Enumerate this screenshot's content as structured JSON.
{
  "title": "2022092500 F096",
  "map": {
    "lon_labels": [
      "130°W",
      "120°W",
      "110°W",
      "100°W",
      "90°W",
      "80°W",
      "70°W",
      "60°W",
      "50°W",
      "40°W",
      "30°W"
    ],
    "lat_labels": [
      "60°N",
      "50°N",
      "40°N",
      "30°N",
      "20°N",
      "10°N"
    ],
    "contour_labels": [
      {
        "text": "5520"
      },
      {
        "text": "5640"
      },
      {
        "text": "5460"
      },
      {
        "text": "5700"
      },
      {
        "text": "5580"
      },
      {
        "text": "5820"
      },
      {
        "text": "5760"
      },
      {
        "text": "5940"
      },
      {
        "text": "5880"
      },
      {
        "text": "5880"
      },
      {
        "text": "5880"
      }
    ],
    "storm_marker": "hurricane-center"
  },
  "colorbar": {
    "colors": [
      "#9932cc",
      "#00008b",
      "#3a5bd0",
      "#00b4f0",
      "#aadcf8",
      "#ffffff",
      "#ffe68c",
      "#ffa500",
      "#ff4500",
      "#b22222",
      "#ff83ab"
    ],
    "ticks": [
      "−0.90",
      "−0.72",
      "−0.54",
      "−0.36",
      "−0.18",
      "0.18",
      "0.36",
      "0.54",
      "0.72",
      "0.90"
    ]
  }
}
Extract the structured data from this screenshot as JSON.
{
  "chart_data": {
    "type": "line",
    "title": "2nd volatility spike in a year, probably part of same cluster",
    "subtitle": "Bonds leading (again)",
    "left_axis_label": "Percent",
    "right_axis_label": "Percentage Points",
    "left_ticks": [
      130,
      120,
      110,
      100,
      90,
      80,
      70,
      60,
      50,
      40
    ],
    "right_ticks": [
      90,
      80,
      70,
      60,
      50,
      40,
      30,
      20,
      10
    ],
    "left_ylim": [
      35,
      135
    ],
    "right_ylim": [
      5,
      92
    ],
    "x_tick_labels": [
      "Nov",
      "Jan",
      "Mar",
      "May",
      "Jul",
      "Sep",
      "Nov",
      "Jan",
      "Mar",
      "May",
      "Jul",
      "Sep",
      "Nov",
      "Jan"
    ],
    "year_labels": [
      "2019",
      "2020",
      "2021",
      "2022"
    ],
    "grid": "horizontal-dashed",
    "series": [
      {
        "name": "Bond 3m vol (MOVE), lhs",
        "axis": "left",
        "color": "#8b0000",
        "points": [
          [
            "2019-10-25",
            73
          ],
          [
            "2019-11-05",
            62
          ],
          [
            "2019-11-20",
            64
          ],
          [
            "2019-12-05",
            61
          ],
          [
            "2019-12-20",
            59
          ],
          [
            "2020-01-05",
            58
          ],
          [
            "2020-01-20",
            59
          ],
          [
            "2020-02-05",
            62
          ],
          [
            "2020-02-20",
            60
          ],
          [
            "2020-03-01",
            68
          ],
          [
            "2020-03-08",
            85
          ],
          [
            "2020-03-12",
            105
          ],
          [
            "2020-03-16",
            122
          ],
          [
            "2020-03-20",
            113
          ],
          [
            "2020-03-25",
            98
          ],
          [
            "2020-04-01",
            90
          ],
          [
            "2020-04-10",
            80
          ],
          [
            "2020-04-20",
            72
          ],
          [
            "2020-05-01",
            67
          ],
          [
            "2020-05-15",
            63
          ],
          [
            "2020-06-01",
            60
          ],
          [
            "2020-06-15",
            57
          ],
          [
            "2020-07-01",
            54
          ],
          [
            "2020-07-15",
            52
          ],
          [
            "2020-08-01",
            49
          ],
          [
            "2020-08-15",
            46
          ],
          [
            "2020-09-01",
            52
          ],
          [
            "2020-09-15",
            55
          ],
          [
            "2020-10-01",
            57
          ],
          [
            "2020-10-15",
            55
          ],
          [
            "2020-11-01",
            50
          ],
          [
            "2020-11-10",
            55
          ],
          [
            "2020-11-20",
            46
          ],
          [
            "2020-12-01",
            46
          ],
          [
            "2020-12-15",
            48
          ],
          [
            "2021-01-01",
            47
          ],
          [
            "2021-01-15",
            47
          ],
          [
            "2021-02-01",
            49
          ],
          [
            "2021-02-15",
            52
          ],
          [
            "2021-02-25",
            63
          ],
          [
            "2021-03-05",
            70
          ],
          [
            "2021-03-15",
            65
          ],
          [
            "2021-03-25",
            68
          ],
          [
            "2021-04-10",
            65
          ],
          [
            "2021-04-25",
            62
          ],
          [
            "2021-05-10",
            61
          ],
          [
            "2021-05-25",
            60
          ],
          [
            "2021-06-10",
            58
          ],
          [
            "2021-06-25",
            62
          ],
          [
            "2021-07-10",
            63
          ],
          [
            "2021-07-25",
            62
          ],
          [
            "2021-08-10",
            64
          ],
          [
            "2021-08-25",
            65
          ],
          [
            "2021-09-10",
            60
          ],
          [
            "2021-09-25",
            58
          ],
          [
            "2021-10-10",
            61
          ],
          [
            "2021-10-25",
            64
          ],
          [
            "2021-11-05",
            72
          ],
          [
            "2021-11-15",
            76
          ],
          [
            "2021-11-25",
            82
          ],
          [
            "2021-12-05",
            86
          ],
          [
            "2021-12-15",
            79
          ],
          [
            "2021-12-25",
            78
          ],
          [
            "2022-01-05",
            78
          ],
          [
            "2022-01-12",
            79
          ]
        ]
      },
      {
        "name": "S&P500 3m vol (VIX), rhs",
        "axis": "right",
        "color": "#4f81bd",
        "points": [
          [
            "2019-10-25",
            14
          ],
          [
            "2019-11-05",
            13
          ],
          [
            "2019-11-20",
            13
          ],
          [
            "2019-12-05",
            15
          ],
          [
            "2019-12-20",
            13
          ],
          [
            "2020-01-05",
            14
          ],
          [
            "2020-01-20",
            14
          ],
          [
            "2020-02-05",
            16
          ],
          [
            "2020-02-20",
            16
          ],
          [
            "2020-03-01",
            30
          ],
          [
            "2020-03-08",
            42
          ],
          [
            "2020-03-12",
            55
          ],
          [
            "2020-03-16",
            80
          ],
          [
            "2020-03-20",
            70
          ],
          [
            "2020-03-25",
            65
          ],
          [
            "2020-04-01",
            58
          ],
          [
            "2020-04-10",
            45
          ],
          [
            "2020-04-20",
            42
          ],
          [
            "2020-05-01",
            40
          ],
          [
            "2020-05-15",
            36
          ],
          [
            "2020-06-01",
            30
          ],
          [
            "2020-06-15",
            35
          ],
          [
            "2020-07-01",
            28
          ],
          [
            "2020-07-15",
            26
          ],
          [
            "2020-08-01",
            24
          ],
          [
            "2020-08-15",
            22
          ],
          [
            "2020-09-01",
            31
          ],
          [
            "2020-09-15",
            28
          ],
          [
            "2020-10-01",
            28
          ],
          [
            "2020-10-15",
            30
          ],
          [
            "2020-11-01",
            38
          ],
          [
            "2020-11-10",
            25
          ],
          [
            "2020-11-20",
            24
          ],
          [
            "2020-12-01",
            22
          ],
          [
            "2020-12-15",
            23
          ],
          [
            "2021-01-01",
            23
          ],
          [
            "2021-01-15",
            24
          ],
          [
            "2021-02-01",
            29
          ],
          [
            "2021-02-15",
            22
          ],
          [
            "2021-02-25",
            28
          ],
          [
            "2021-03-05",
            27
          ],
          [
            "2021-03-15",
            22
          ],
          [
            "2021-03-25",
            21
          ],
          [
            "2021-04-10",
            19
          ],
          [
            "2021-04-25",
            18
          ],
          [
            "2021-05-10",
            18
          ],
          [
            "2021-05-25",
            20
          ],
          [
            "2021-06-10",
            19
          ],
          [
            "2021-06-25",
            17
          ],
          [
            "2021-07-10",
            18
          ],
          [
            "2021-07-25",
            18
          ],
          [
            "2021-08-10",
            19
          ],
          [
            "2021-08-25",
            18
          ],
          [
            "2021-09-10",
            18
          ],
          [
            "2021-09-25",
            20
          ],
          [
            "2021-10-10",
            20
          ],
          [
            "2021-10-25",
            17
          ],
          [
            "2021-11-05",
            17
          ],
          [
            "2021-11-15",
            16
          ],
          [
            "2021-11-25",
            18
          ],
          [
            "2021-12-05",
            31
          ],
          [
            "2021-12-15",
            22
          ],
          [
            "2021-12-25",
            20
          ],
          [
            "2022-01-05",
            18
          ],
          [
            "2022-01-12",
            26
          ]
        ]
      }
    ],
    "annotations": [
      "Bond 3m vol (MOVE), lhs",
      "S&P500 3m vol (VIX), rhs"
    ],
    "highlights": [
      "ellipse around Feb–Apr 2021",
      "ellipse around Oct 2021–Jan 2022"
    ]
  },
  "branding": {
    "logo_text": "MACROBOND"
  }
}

_Task statement_: Which lines include the word "structured"? Copy every one of them.

_Worked answer_:
Enumerate this screenshot's content as structured JSON.
Extract the structured data from this screenshot as JSON.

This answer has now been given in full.